*WHAT IS EXPECTED*
Report only the number of lines in the records that contain the word "color".

* START RAW RECORDS *

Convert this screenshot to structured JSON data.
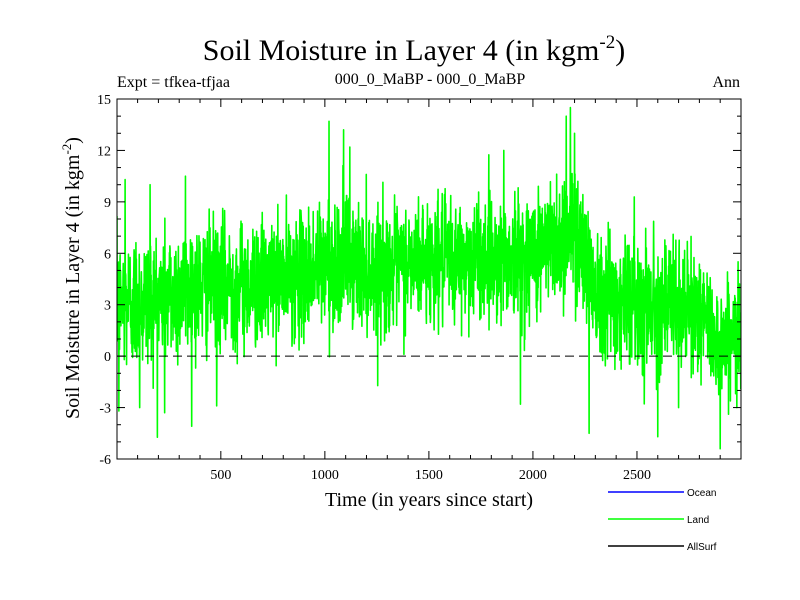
{
  "chart_data": {
    "type": "line",
    "title": "Soil Moisture in Layer 4 (in kgm",
    "title_superscript": "-2",
    "title_suffix": ")",
    "subtitle": "000_0_MaBP - 000_0_MaBP",
    "experiment_label": "Expt = tfkea-tfjaa",
    "season_label": "Ann",
    "xlabel": "Time (in years since start)",
    "ylabel": "Soil Moisture in Layer 4 (in kgm",
    "ylabel_superscript": "-2",
    "ylabel_suffix": ")",
    "xlim": [
      1,
      3000
    ],
    "ylim": [
      -6,
      15
    ],
    "x_ticks": [
      500,
      1000,
      1500,
      2000,
      2500
    ],
    "y_ticks": [
      -6,
      -3,
      0,
      3,
      6,
      9,
      12,
      15
    ],
    "zero_line": "dashed",
    "grid": false,
    "legend_position": "bottom-right",
    "series": [
      {
        "name": "Ocean",
        "color": "#0000ff",
        "values": []
      },
      {
        "name": "Land",
        "color": "#00ff00",
        "envelope_x": [
          0,
          100,
          200,
          300,
          400,
          500,
          600,
          700,
          800,
          900,
          1000,
          1100,
          1200,
          1300,
          1400,
          1500,
          1600,
          1700,
          1800,
          1900,
          2000,
          2100,
          2200,
          2300,
          2400,
          2500,
          2600,
          2700,
          2800,
          2900,
          3000
        ],
        "mean": [
          3.0,
          3.2,
          3.3,
          3.8,
          4.0,
          4.2,
          4.1,
          4.3,
          4.5,
          4.8,
          5.3,
          5.5,
          5.2,
          5.0,
          5.4,
          5.6,
          5.5,
          5.7,
          5.8,
          5.7,
          6.0,
          6.6,
          7.5,
          4.2,
          3.5,
          3.3,
          3.0,
          2.8,
          2.5,
          0.8,
          1.5
        ],
        "spread": [
          3.0,
          3.3,
          3.2,
          3.2,
          3.0,
          3.0,
          2.9,
          2.8,
          2.8,
          2.8,
          3.2,
          3.0,
          2.9,
          2.8,
          2.8,
          2.8,
          2.8,
          2.8,
          2.8,
          2.8,
          2.9,
          3.0,
          3.2,
          3.0,
          3.0,
          3.0,
          3.0,
          2.8,
          2.8,
          2.5,
          2.5
        ],
        "peaks": [
          {
            "x": 40,
            "y": 10.3
          },
          {
            "x": 160,
            "y": 10.0
          },
          {
            "x": 330,
            "y": 10.5
          },
          {
            "x": 1020,
            "y": 13.7
          },
          {
            "x": 1090,
            "y": 13.2
          },
          {
            "x": 1120,
            "y": 12.2
          },
          {
            "x": 1860,
            "y": 12.0
          },
          {
            "x": 2160,
            "y": 14.0
          },
          {
            "x": 2180,
            "y": 14.5
          },
          {
            "x": 2200,
            "y": 13.0
          }
        ],
        "troughs": [
          {
            "x": 10,
            "y": -3.2
          },
          {
            "x": 110,
            "y": -3.0
          },
          {
            "x": 230,
            "y": -3.3
          },
          {
            "x": 480,
            "y": -2.9
          },
          {
            "x": 1940,
            "y": -2.8
          },
          {
            "x": 2270,
            "y": -4.5
          },
          {
            "x": 2600,
            "y": -4.7
          },
          {
            "x": 2700,
            "y": -3.0
          },
          {
            "x": 2900,
            "y": -5.4
          },
          {
            "x": 2980,
            "y": -3.0
          }
        ],
        "n_points": 3000
      },
      {
        "name": "AllSurf",
        "color": "#000000",
        "values": []
      }
    ]
  }
}
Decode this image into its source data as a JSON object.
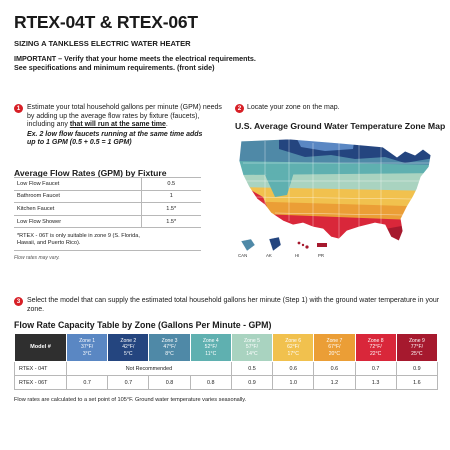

* END RAW RECORDS *

*RESULT OF THIS TASK*
3